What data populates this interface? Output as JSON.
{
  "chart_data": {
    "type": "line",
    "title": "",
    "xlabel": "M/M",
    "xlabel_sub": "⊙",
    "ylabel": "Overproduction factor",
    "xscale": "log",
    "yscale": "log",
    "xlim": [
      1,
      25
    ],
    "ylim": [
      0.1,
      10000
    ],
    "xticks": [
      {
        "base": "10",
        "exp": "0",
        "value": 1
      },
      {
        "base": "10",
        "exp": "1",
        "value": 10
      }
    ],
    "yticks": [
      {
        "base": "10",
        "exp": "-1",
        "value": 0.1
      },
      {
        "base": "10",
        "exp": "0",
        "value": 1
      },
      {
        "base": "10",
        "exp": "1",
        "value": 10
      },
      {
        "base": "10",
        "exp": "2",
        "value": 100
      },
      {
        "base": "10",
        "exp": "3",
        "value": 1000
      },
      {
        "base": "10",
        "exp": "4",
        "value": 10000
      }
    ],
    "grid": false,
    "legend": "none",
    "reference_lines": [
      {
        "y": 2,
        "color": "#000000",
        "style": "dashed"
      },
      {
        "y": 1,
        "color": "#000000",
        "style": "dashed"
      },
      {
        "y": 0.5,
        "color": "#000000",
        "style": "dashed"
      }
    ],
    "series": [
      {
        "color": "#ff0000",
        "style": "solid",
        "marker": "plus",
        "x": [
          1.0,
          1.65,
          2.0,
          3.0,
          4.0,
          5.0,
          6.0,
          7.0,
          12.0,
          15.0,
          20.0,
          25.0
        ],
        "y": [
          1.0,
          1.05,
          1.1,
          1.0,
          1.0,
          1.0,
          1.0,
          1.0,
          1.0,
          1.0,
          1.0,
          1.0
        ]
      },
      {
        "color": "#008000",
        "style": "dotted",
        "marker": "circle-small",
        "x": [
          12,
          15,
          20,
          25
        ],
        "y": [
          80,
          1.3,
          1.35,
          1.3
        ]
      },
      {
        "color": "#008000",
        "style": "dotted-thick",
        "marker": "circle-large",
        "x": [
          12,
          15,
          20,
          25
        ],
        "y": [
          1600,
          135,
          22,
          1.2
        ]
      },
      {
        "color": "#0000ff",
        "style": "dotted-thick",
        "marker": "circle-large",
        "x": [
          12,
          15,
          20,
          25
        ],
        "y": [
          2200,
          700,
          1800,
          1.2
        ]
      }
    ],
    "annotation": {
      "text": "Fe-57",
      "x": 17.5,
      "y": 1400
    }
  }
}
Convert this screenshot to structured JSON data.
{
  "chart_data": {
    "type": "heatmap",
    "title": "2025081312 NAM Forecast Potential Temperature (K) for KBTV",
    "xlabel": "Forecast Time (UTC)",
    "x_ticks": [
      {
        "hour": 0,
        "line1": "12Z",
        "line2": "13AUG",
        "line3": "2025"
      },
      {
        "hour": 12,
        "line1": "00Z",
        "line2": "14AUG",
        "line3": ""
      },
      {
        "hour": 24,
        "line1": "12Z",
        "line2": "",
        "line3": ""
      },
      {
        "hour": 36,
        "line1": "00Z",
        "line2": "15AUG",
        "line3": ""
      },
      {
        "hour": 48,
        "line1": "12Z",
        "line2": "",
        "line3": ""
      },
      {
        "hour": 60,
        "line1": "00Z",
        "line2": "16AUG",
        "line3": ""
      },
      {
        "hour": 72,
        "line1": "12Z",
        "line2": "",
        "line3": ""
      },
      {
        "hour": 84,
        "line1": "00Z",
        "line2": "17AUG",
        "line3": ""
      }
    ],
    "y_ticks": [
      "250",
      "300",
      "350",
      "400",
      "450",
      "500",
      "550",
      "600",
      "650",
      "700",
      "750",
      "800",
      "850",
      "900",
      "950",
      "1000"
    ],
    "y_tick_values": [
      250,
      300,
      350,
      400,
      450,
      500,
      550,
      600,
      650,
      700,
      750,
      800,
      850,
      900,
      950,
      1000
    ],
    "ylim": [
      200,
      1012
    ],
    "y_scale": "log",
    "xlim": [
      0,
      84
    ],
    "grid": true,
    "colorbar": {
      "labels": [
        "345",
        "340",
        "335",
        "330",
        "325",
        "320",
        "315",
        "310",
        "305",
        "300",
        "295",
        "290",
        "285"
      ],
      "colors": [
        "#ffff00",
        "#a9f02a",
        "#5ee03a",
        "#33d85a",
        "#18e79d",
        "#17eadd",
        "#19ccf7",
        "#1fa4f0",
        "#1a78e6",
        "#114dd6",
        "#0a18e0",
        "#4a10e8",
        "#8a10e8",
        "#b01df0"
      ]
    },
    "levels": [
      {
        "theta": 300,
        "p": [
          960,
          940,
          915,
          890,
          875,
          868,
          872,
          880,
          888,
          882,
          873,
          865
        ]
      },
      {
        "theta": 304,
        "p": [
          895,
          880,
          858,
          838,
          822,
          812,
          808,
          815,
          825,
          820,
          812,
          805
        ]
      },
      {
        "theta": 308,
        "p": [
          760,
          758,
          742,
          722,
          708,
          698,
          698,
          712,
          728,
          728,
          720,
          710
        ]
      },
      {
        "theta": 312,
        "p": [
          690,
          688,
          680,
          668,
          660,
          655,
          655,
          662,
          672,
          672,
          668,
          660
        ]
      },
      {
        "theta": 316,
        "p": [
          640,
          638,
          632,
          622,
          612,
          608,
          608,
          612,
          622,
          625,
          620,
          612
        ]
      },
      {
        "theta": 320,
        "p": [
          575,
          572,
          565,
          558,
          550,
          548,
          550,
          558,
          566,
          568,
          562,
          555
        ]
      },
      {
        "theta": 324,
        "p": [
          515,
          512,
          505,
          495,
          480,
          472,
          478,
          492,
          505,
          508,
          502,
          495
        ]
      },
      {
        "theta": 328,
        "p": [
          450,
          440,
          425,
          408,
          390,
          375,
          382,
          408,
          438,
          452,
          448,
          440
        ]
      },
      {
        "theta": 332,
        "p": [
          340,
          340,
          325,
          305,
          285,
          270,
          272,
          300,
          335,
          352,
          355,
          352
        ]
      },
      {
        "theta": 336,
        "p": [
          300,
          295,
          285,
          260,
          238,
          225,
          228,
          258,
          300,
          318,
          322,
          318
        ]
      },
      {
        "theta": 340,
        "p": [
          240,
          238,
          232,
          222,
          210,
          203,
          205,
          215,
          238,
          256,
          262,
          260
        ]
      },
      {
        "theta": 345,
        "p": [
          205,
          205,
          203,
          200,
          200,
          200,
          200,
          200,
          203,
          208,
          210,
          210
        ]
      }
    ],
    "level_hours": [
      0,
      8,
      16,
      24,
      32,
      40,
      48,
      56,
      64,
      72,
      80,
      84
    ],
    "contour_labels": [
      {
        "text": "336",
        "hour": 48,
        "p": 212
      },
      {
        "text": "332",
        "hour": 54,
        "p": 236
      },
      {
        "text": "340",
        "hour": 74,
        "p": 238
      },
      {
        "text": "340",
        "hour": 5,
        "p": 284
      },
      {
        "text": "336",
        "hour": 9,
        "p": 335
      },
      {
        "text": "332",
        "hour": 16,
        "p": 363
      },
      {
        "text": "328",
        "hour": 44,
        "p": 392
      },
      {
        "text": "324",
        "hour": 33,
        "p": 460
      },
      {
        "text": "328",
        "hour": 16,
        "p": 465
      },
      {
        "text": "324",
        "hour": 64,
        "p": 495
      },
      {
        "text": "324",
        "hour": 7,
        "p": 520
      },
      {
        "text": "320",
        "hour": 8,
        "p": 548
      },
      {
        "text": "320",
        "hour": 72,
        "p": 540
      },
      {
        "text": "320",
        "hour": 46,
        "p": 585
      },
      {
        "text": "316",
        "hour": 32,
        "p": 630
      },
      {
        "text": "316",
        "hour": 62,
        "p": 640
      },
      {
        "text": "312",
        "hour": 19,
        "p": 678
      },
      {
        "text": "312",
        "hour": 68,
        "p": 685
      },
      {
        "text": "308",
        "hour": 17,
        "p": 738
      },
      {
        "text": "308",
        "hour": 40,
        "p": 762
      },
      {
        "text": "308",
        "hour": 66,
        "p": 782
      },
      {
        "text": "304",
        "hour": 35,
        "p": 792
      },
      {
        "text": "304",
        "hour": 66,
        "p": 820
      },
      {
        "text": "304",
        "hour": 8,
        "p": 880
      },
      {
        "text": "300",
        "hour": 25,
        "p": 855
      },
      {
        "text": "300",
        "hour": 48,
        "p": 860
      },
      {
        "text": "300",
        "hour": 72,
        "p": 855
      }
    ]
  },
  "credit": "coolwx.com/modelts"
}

^^^^^^^^

REQUIREMENTS — Pull out all lines from the listing that contain the string "Forecast".

CORRECT RESPONSE —
    "title": "2025081312 NAM Forecast Potential Temperature (K) for KBTV",
    "xlabel": "Forecast Time (UTC)",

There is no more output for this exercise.